* BEGIN *

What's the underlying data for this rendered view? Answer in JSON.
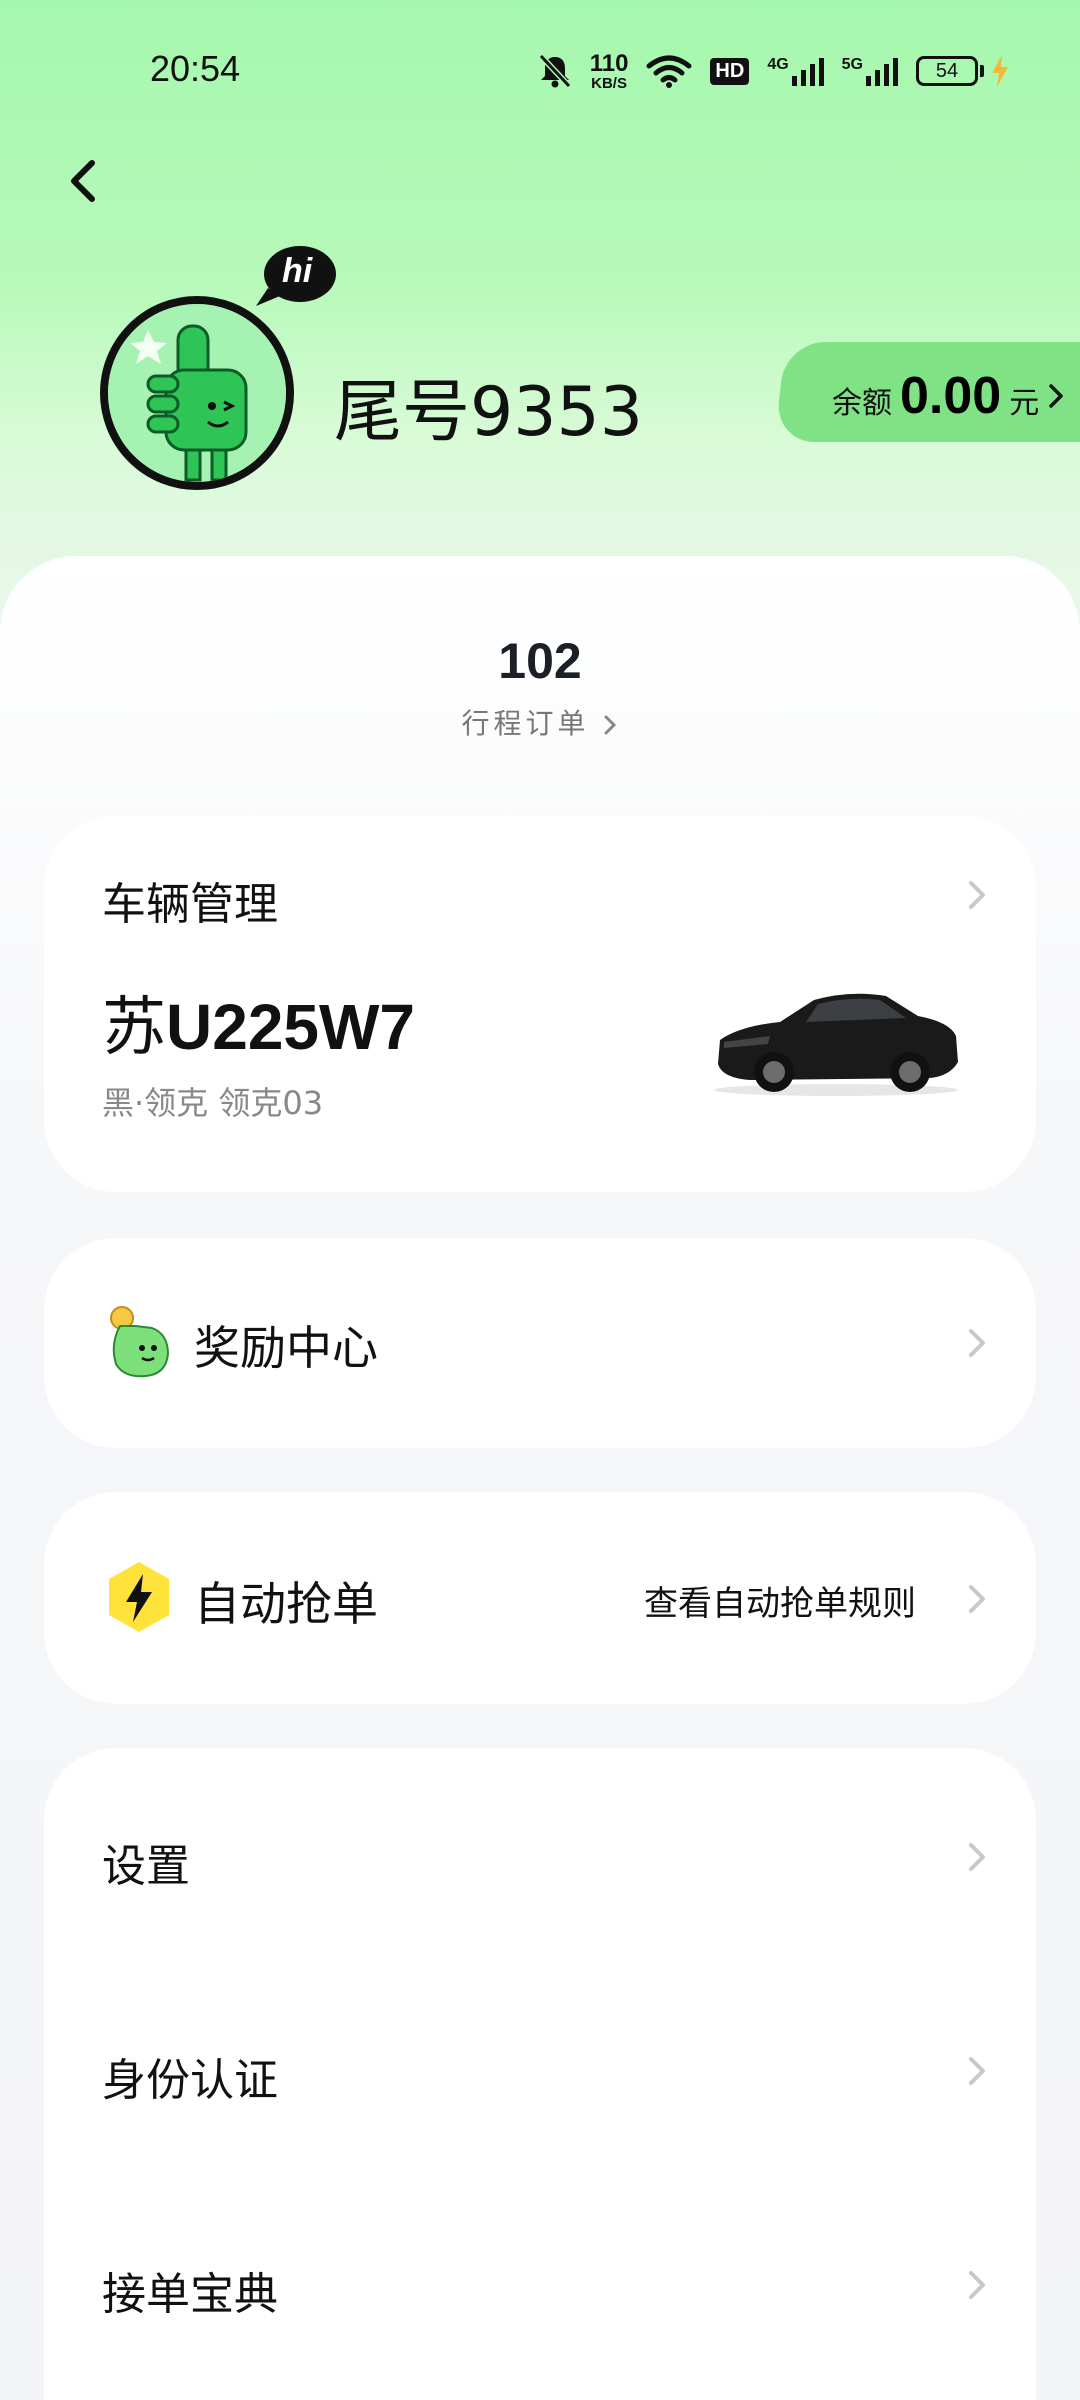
{
  "status_bar": {
    "time": "20:54",
    "net_speed_value": "110",
    "net_speed_unit": "KB/S",
    "hd_badge": "HD",
    "signal_1": "4G",
    "signal_2": "5G",
    "battery": "54"
  },
  "profile": {
    "bubble_text": "hi",
    "name": "尾号9353",
    "balance_label": "余额",
    "balance_value": "0.00",
    "balance_unit": "元"
  },
  "stats": {
    "order_count": "102",
    "order_label": "行程订单"
  },
  "vehicle": {
    "title": "车辆管理",
    "plate_prefix": "苏",
    "plate_number": "U225W7",
    "description": "黑·领克 领克03"
  },
  "rewards": {
    "label": "奖励中心"
  },
  "auto_grab": {
    "label": "自动抢单",
    "link": "查看自动抢单规则"
  },
  "menu": [
    {
      "label": "设置"
    },
    {
      "label": "身份认证"
    },
    {
      "label": "接单宝典"
    }
  ],
  "colors": {
    "brand_green": "#a6f7ae",
    "balance_pill": "#7fe386",
    "bolt_yellow": "#ffe33b"
  }
}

* END *

▸ What you should do: Reproduce the records, all of them, word for word; omit the pictures.

▸ Response:
What's the underlying data for this rendered view? Answer in JSON.
{
  "status_bar": {
    "time": "20:54",
    "net_speed_value": "110",
    "net_speed_unit": "KB/S",
    "hd_badge": "HD",
    "signal_1": "4G",
    "signal_2": "5G",
    "battery": "54"
  },
  "profile": {
    "bubble_text": "hi",
    "name": "尾号9353",
    "balance_label": "余额",
    "balance_value": "0.00",
    "balance_unit": "元"
  },
  "stats": {
    "order_count": "102",
    "order_label": "行程订单"
  },
  "vehicle": {
    "title": "车辆管理",
    "plate_prefix": "苏",
    "plate_number": "U225W7",
    "description": "黑·领克 领克03"
  },
  "rewards": {
    "label": "奖励中心"
  },
  "auto_grab": {
    "label": "自动抢单",
    "link": "查看自动抢单规则"
  },
  "menu": [
    {
      "label": "设置"
    },
    {
      "label": "身份认证"
    },
    {
      "label": "接单宝典"
    }
  ],
  "colors": {
    "brand_green": "#a6f7ae",
    "balance_pill": "#7fe386",
    "bolt_yellow": "#ffe33b"
  }
}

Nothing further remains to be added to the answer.